LISTED ENTRIES:
►

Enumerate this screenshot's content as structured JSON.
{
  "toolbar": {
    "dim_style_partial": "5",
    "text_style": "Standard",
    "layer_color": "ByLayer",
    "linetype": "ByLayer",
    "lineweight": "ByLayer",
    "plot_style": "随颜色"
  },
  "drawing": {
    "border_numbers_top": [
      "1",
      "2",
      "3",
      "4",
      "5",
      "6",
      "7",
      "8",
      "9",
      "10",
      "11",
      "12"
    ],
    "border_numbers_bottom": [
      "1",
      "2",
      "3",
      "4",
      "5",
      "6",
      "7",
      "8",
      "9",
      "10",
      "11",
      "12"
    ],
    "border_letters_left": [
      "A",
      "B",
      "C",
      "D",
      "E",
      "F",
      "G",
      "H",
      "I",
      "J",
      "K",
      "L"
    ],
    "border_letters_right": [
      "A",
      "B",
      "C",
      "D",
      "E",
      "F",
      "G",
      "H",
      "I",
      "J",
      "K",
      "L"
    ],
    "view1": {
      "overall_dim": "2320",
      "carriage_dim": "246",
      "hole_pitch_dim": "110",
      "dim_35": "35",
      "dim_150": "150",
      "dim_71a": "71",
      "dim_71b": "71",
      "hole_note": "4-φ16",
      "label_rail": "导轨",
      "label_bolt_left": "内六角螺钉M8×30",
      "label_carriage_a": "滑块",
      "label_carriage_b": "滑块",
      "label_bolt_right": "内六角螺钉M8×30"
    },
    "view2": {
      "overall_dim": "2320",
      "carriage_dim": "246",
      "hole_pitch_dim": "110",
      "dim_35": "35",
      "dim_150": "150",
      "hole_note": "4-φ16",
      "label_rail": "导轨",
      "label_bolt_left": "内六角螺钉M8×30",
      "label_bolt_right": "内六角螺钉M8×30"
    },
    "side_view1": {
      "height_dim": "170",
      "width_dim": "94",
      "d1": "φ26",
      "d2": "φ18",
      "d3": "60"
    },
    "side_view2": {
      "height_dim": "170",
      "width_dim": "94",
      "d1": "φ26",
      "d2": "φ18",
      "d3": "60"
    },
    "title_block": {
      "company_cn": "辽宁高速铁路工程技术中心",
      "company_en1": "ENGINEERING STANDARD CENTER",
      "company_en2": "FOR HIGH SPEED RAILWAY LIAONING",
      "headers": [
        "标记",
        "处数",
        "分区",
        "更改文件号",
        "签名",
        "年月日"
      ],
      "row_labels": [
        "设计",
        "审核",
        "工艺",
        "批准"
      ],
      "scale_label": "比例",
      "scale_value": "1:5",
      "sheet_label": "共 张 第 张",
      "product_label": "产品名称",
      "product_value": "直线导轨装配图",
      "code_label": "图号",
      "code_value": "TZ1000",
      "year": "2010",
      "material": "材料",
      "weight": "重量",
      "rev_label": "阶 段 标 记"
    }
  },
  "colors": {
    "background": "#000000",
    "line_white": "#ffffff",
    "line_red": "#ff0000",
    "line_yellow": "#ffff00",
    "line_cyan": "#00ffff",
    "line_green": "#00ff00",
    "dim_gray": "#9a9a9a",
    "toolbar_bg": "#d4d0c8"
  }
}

◄

EXERCISE DIRECTIONS: Set every line of the listing down word for word.

REPLY TO THE TASK:
Enumerate this screenshot's content as structured JSON.
{
  "toolbar": {
    "dim_style_partial": "5",
    "text_style": "Standard",
    "layer_color": "ByLayer",
    "linetype": "ByLayer",
    "lineweight": "ByLayer",
    "plot_style": "随颜色"
  },
  "drawing": {
    "border_numbers_top": [
      "1",
      "2",
      "3",
      "4",
      "5",
      "6",
      "7",
      "8",
      "9",
      "10",
      "11",
      "12"
    ],
    "border_numbers_bottom": [
      "1",
      "2",
      "3",
      "4",
      "5",
      "6",
      "7",
      "8",
      "9",
      "10",
      "11",
      "12"
    ],
    "border_letters_left": [
      "A",
      "B",
      "C",
      "D",
      "E",
      "F",
      "G",
      "H",
      "I",
      "J",
      "K",
      "L"
    ],
    "border_letters_right": [
      "A",
      "B",
      "C",
      "D",
      "E",
      "F",
      "G",
      "H",
      "I",
      "J",
      "K",
      "L"
    ],
    "view1": {
      "overall_dim": "2320",
      "carriage_dim": "246",
      "hole_pitch_dim": "110",
      "dim_35": "35",
      "dim_150": "150",
      "dim_71a": "71",
      "dim_71b": "71",
      "hole_note": "4-φ16",
      "label_rail": "导轨",
      "label_bolt_left": "内六角螺钉M8×30",
      "label_carriage_a": "滑块",
      "label_carriage_b": "滑块",
      "label_bolt_right": "内六角螺钉M8×30"
    },
    "view2": {
      "overall_dim": "2320",
      "carriage_dim": "246",
      "hole_pitch_dim": "110",
      "dim_35": "35",
      "dim_150": "150",
      "hole_note": "4-φ16",
      "label_rail": "导轨",
      "label_bolt_left": "内六角螺钉M8×30",
      "label_bolt_right": "内六角螺钉M8×30"
    },
    "side_view1": {
      "height_dim": "170",
      "width_dim": "94",
      "d1": "φ26",
      "d2": "φ18",
      "d3": "60"
    },
    "side_view2": {
      "height_dim": "170",
      "width_dim": "94",
      "d1": "φ26",
      "d2": "φ18",
      "d3": "60"
    },
    "title_block": {
      "company_cn": "辽宁高速铁路工程技术中心",
      "company_en1": "ENGINEERING STANDARD CENTER",
      "company_en2": "FOR HIGH SPEED RAILWAY LIAONING",
      "headers": [
        "标记",
        "处数",
        "分区",
        "更改文件号",
        "签名",
        "年月日"
      ],
      "row_labels": [
        "设计",
        "审核",
        "工艺",
        "批准"
      ],
      "scale_label": "比例",
      "scale_value": "1:5",
      "sheet_label": "共 张 第 张",
      "product_label": "产品名称",
      "product_value": "直线导轨装配图",
      "code_label": "图号",
      "code_value": "TZ1000",
      "year": "2010",
      "material": "材料",
      "weight": "重量",
      "rev_label": "阶 段 标 记"
    }
  },
  "colors": {
    "background": "#000000",
    "line_white": "#ffffff",
    "line_red": "#ff0000",
    "line_yellow": "#ffff00",
    "line_cyan": "#00ffff",
    "line_green": "#00ff00",
    "dim_gray": "#9a9a9a",
    "toolbar_bg": "#d4d0c8"
  }
}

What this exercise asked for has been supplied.